> What the exercise asks
Pictures do not belong in the copy. Return all of the entries exactly.

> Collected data
□ □ □

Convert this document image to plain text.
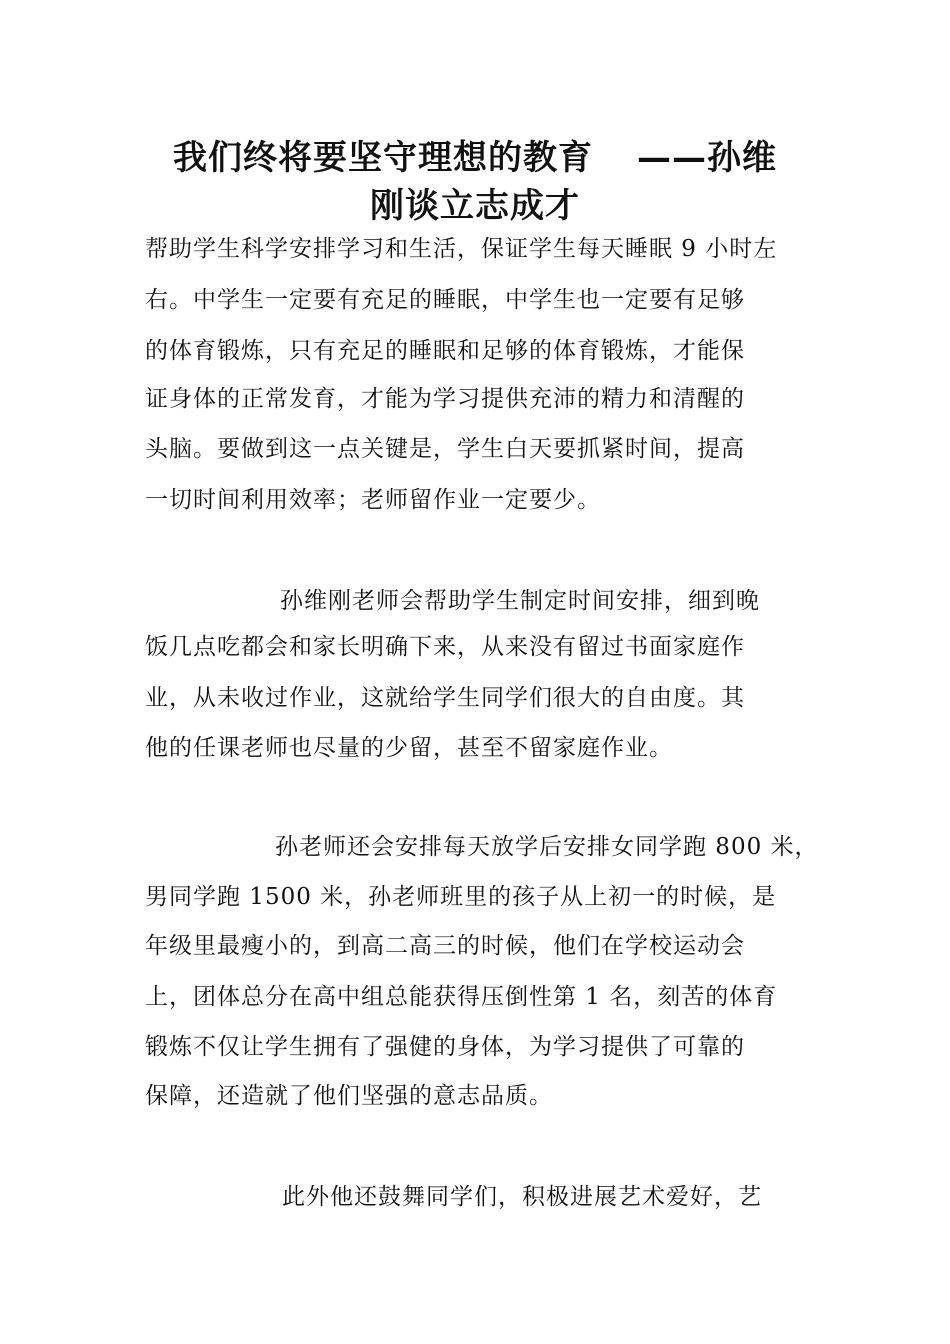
我们终将要坚守理想的教育 ——孙维
刚谈立志成才
帮助学生科学安排学习和生活，保证学生每天睡眠 9 小时左
右。中学生一定要有充足的睡眠，中学生也一定要有足够
的体育锻炼，只有充足的睡眠和足够的体育锻炼，才能保
证身体的正常发育，才能为学习提供充沛的精力和清醒的
头脑。要做到这一点关键是，学生白天要抓紧时间，提高
一切时间利用效率；老师留作业一定要少。
孙维刚老师会帮助学生制定时间安排，细到晚
饭几点吃都会和家长明确下来，从来没有留过书面家庭作
业，从未收过作业，这就给学生同学们很大的自由度。其
他的任课老师也尽量的少留，甚至不留家庭作业。
孙老师还会安排每天放学后安排女同学跑 800 米，
男同学跑 1500 米，孙老师班里的孩子从上初一的时候，是
年级里最瘦小的，到高二高三的时候，他们在学校运动会
上，团体总分在高中组总能获得压倒性第 1 名，刻苦的体育
锻炼不仅让学生拥有了强健的身体，为学习提供了可靠的
保障，还造就了他们坚强的意志品质。
此外他还鼓舞同学们，积极进展艺术爱好，艺
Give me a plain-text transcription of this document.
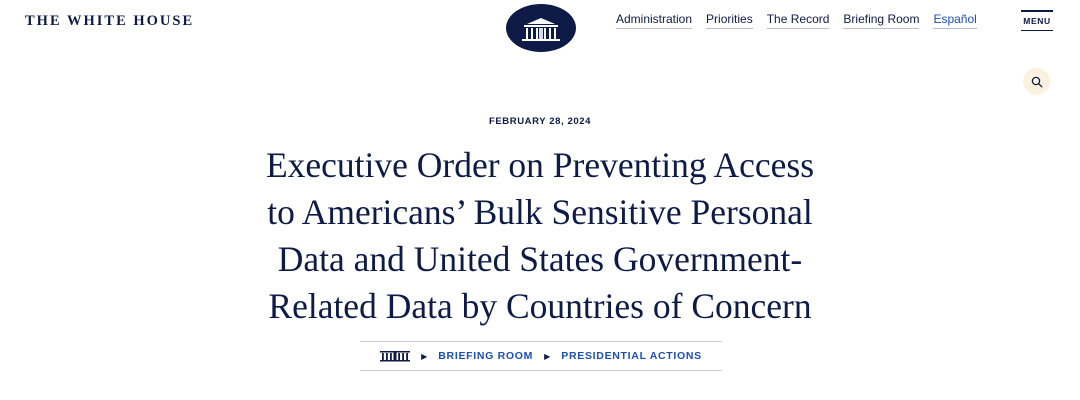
THE WHITE HOUSE	Administration Priorities The Record Briefing Room Español	MENU
FEBRUARY 28, 2024
Executive Order on Preventing Access
to Americans’ Bulk Sensitive Personal
Data and United States Government-
Related Data by Countries of Concern
▶ BRIEFING ROOM ▶ PRESIDENTIAL ACTIONS
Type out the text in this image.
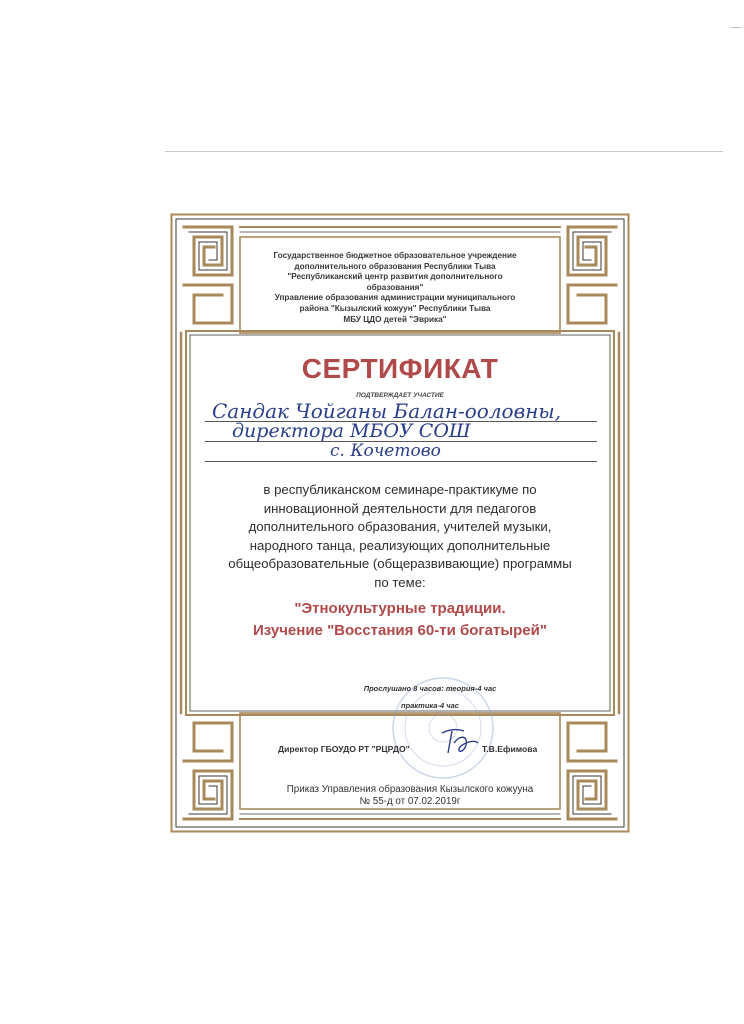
Государственное бюджетное образовательное учреждение
дополнительного образования Республики Тыва
"Республиканский центр развития дополнительного
образования"
Управление образования администрации муниципального
района "Кызылский кожуун" Республики Тыва
МБУ ЦДО детей "Эврика"
СЕРТИФИКАТ
ПОДТВЕРЖДАЕТ УЧАСТИЕ
Сандак Чойганы Балан-ооловны,
директора МБОУ СОШ
с. Кочетово
в республиканском семинаре-практикуме по
инновационной деятельности для педагогов
дополнительного образования, учителей музыки,
народного танца, реализующих дополнительные
общеобразовательные (общеразвивающие) программы
по теме:
"Этнокультурные традиции.
Изучение "Восстания 60-ти богатырей"
Прослушано 8 часов: теория-4 час
практика-4 час
Директор ГБОУДО РТ "РЦРДО"	Т.В.Ефимова
Приказ Управления образования Кызылского кожууна
№ 55-д от 07.02.2019г
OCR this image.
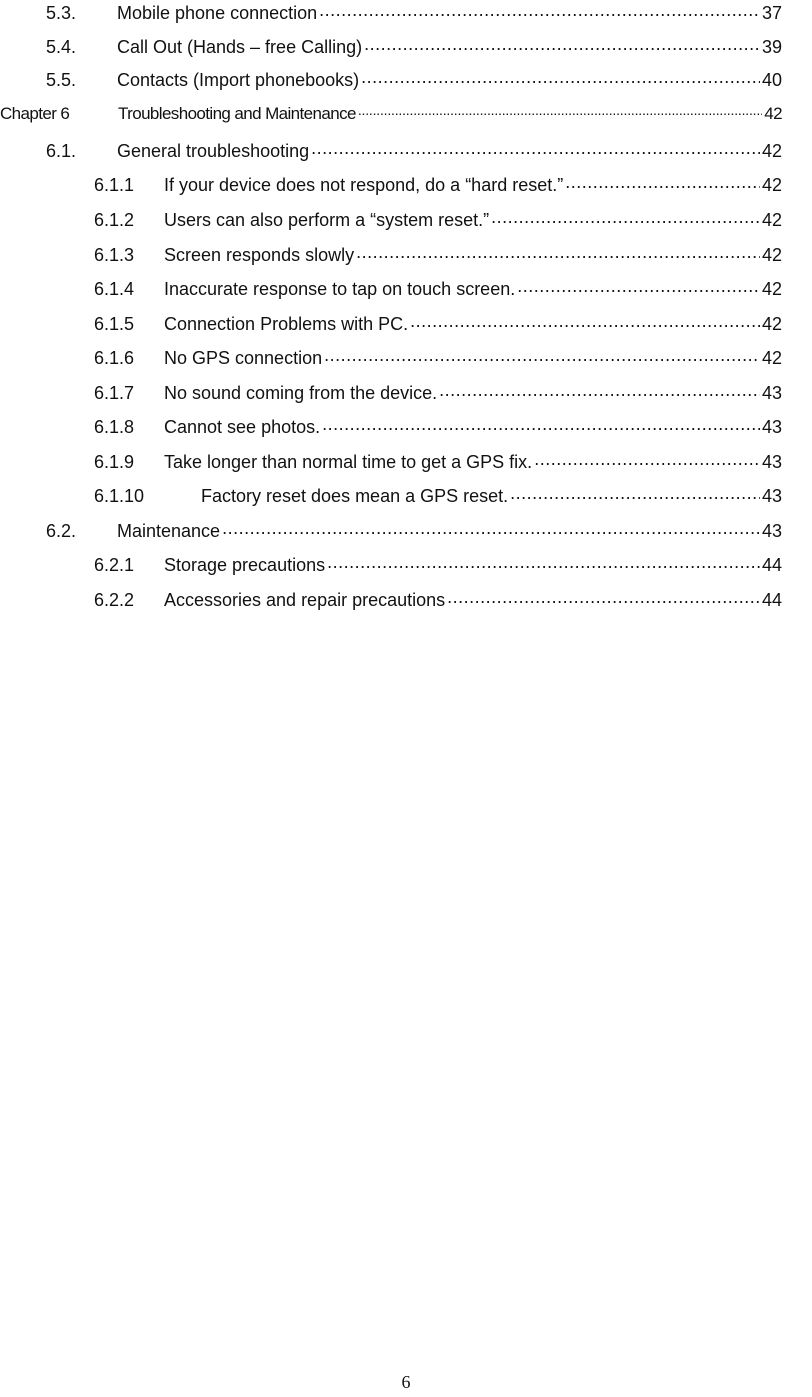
5.3.	Mobile phone connection .....	37
5.4.	Call Out (Hands – free Calling) .....	39
5.5.	Contacts (Import phonebooks) .....	40
Chapter 6	Troubleshooting and Maintenance .....	42
6.1.	General troubleshooting .....	42
6.1.1	If your device does not respond, do a “hard reset.” .....	42
6.1.2	Users can also perform a “system reset.” .....	42
6.1.3	Screen responds slowly .....	42
6.1.4	Inaccurate response to tap on touch screen. .....	42
6.1.5	Connection Problems with PC. .....	42
6.1.6	No GPS connection .....	42
6.1.7	No sound coming from the device. .....	43
6.1.8	Cannot see photos. .....	43
6.1.9	Take longer than normal time to get a GPS fix. .....	43
6.1.10	Factory reset does mean a GPS reset. .....	43
6.2.	Maintenance .....	43
6.2.1	Storage precautions .....	44
6.2.2	Accessories and repair precautions .....	44
6
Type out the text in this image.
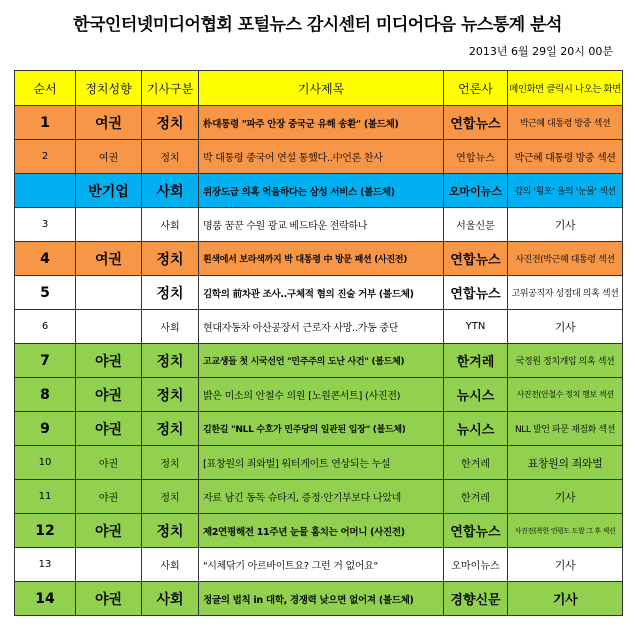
한국인터넷미디어협회 포털뉴스 감시센터 미디어다음 뉴스통계 분석
2013년 6월 29일 20시 00분
순서	정치성향	기사구분	기사제목	언론사	메인화면 클릭시 나오는 화면
1	여권	정치	朴대통령 "파주 안장 중국군 유해 송환" (볼드체)	연합뉴스	박근혜 대통령 방중 섹션
2	여권	정치	박 대통령 중국어 연설 통했다..中언론 찬사	연합뉴스	박근혜 대통령 방중 섹션
	반기업	사회	위장도급 의혹 억울하다는 삼성 서비스 (볼드체)	오마이뉴스	갑의 '횡포' 을의 '눈물' 섹션
3		사회	명품 꿈꾼 수원 광교 베드타운 전락하나	서울신문	기사
4	여권	정치	흰색에서 보라색까지 박 대통령 中 방문 패션 (사진전)	연합뉴스	사진전(박근혜 대통령 섹션
5		정치	김학의 前차관 조사..구체적 혐의 진술 거부 (볼드체)	연합뉴스	고위공직자 성접대 의혹 섹션
6		사회	현대자동차 아산공장서 근로자 사망..가동 중단	YTN	기사
7	야권	정치	고교생들 첫 시국선언 "민주주의 도난 사건" (볼드체)	한겨레	국정원 정치개입 의혹 섹션
8	야권	정치	밝은 미소의 안철수 의원 [노원콘서트] (사진전)	뉴시스	사진전(안철수 정치 행보 섹션
9	야권	정치	김한길 "NLL 수호가 민주당의 일관된 입장" (볼드체)	뉴시스	NLL 발언 파문 재점화 섹션
10	야권	정치	[표창원의 죄와벌] 워터게이트 연상되는 누설	한겨레	표창원의 죄와벌
11	야권	정치	자료 남긴 동독 슈타지, 증정·안기부보다 나았네	한겨레	기사
12	야권	정치	제2연평해전 11주년 눈물 훔치는 어머니 (사진전)	연합뉴스	사진전(북한 연평도 도발 그 후 섹션
13		사회	"시체닦기 아르바이트요? 그런 거 없어요"	오마이뉴스	기사
14	야권	사회	정글의 법칙 in 대학, 경쟁력 낮으면 없어져 (볼드체)	경향신문	기사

□ □ □

> Answer to this exercise
Convert this document image to plain text.
我们终将要坚守理想的教育 ——孙维
刚谈立志成才
帮助学生科学安排学习和生活，保证学生每天睡眠 9 小时左
右。中学生一定要有充足的睡眠，中学生也一定要有足够
的体育锻炼，只有充足的睡眠和足够的体育锻炼，才能保
证身体的正常发育，才能为学习提供充沛的精力和清醒的
头脑。要做到这一点关键是，学生白天要抓紧时间，提高
一切时间利用效率；老师留作业一定要少。
孙维刚老师会帮助学生制定时间安排，细到晚
饭几点吃都会和家长明确下来，从来没有留过书面家庭作
业，从未收过作业，这就给学生同学们很大的自由度。其
他的任课老师也尽量的少留，甚至不留家庭作业。
孙老师还会安排每天放学后安排女同学跑 800 米，
男同学跑 1500 米，孙老师班里的孩子从上初一的时候，是
年级里最瘦小的，到高二高三的时候，他们在学校运动会
上，团体总分在高中组总能获得压倒性第 1 名，刻苦的体育
锻炼不仅让学生拥有了强健的身体，为学习提供了可靠的
保障，还造就了他们坚强的意志品质。
此外他还鼓舞同学们，积极进展艺术爱好，艺
Give me a plain-text transcription of this document.
THE WHITE HOUSE	Administration Priorities The Record Briefing Room Español	MENU
FEBRUARY 28, 2024
Executive Order on Preventing Access
to Americans’ Bulk Sensitive Personal
Data and United States Government-
Related Data by Countries of Concern
▶ BRIEFING ROOM ▶ PRESIDENTIAL ACTIONS
Type out the text in this image.
Государственное бюджетное образовательное учреждение
дополнительного образования Республики Тыва
"Республиканский центр развития дополнительного
образования"
Управление образования администрации муниципального
района "Кызылский кожуун" Республики Тыва
МБУ ЦДО детей "Эврика"
СЕРТИФИКАТ
ПОДТВЕРЖДАЕТ УЧАСТИЕ
Сандак Чойганы Балан-ооловны,
директора МБОУ СОШ
с. Кочетово
в республиканском семинаре-практикуме по
инновационной деятельности для педагогов
дополнительного образования, учителей музыки,
народного танца, реализующих дополнительные
общеобразовательные (общеразвивающие) программы
по теме:
"Этнокультурные традиции.
Изучение "Восстания 60-ти богатырей"
Прослушано 8 часов: теория-4 час
практика-4 час
Директор ГБОУДО РТ "РЦРДО"	Т.В.Ефимова
Приказ Управления образования Кызылского кожууна
№ 55-д от 07.02.2019г
OCR this image.
5.3.	Mobile phone connection .....	37
5.4.	Call Out (Hands – free Calling) .....	39
5.5.	Contacts (Import phonebooks) .....	40
Chapter 6	Troubleshooting and Maintenance .....	42
6.1.	General troubleshooting .....	42
6.1.1	If your device does not respond, do a “hard reset.” .....	42
6.1.2	Users can also perform a “system reset.” .....	42
6.1.3	Screen responds slowly .....	42
6.1.4	Inaccurate response to tap on touch screen. .....	42
6.1.5	Connection Problems with PC. .....	42
6.1.6	No GPS connection .....	42
6.1.7	No sound coming from the device. .....	43
6.1.8	Cannot see photos. .....	43
6.1.9	Take longer than normal time to get a GPS fix. .....	43
6.1.10	Factory reset does mean a GPS reset. .....	43
6.2.	Maintenance .....	43
6.2.1	Storage precautions .....	44
6.2.2	Accessories and repair precautions .....	44
6
Type out the text in this image.
한국인터넷미디어협회 포털뉴스 감시센터 미디어다음 뉴스통계 분석
2013년 6월 29일 20시 00분
순서	정치성향	기사구분	기사제목	언론사	메인화면 클릭시 나오는 화면
1	여권	정치	朴대통령 "파주 안장 중국군 유해 송환" (볼드체)	연합뉴스	박근혜 대통령 방중 섹션
2	여권	정치	박 대통령 중국어 연설 통했다..中언론 찬사	연합뉴스	박근혜 대통령 방중 섹션
	반기업	사회	위장도급 의혹 억울하다는 삼성 서비스 (볼드체)	오마이뉴스	갑의 '횡포' 을의 '눈물' 섹션
3		사회	명품 꿈꾼 수원 광교 베드타운 전락하나	서울신문	기사
4	여권	정치	흰색에서 보라색까지 박 대통령 中 방문 패션 (사진전)	연합뉴스	사진전(박근혜 대통령 섹션
5		정치	김학의 前차관 조사..구체적 혐의 진술 거부 (볼드체)	연합뉴스	고위공직자 성접대 의혹 섹션
6		사회	현대자동차 아산공장서 근로자 사망..가동 중단	YTN	기사
7	야권	정치	고교생들 첫 시국선언 "민주주의 도난 사건" (볼드체)	한겨레	국정원 정치개입 의혹 섹션
8	야권	정치	밝은 미소의 안철수 의원 [노원콘서트] (사진전)	뉴시스	사진전(안철수 정치 행보 섹션
9	야권	정치	김한길 "NLL 수호가 민주당의 일관된 입장" (볼드체)	뉴시스	NLL 발언 파문 재점화 섹션
10	야권	정치	[표창원의 죄와벌] 워터게이트 연상되는 누설	한겨레	표창원의 죄와벌
11	야권	정치	자료 남긴 동독 슈타지, 증정·안기부보다 나았네	한겨레	기사
12	야권	정치	제2연평해전 11주년 눈물 훔치는 어머니 (사진전)	연합뉴스	사진전(북한 연평도 도발 그 후 섹션
13		사회	"시체닦기 아르바이트요? 그런 거 없어요"	오마이뉴스	기사
14	야권	사회	정글의 법칙 in 대학, 경쟁력 낮으면 없어져 (볼드체)	경향신문	기사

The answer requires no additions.